| What you need to do |
In the entries below, find every line with "Записать" and copy it.

[Data entries]
======

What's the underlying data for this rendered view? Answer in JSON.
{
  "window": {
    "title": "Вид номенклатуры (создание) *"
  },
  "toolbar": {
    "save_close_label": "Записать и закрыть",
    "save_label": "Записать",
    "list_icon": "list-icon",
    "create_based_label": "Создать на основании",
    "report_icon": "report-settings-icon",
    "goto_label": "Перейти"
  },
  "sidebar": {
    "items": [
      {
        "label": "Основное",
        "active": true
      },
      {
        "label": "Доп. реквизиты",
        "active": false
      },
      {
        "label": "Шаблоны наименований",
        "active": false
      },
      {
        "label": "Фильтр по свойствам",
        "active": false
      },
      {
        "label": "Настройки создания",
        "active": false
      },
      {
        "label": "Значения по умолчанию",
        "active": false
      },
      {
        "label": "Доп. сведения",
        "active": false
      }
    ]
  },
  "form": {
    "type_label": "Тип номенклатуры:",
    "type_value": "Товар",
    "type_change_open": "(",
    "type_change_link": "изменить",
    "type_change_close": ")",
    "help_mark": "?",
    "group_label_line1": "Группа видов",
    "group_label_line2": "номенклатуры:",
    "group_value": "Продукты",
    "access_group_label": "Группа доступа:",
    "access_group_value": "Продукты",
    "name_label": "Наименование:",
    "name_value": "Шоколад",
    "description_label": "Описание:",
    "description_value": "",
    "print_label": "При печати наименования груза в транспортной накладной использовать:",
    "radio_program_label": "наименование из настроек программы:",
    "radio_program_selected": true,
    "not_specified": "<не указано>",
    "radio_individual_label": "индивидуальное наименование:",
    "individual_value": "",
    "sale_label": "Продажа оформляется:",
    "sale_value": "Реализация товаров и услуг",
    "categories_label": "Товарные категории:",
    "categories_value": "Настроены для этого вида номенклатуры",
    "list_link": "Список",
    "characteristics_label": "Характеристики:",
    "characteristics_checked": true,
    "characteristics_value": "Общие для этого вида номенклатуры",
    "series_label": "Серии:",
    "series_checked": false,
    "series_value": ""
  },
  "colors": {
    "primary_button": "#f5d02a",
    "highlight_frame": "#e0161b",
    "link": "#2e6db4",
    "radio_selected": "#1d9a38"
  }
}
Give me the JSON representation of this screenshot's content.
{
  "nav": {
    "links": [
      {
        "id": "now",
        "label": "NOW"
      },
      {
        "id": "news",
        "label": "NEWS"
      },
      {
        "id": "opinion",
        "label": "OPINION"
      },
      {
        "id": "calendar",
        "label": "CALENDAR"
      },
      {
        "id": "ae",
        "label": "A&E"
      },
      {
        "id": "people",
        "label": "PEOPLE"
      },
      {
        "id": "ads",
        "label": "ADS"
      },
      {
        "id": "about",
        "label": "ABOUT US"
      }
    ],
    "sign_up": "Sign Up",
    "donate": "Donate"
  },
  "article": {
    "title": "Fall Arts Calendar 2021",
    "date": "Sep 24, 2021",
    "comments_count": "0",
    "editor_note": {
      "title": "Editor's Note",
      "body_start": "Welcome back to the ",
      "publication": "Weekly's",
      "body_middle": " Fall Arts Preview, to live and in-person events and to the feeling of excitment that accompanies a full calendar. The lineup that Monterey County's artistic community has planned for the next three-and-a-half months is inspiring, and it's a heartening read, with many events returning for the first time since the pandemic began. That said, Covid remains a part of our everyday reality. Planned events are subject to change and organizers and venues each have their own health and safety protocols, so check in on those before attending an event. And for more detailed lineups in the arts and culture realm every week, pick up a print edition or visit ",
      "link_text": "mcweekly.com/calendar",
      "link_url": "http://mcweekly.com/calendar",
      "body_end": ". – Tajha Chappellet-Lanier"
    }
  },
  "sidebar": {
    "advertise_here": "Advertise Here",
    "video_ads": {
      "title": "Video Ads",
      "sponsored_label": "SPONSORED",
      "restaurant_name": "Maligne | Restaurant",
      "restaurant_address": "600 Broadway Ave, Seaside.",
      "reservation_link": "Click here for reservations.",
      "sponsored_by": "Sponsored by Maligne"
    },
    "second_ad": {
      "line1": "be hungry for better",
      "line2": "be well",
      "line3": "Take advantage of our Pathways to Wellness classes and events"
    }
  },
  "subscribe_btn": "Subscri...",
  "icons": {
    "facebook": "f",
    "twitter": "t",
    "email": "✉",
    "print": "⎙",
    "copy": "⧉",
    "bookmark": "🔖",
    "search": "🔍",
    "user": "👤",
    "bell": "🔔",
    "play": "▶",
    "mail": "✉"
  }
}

======

| Final result |
    "save_close_label": "Записать и закрыть",
    "save_label": "Записать",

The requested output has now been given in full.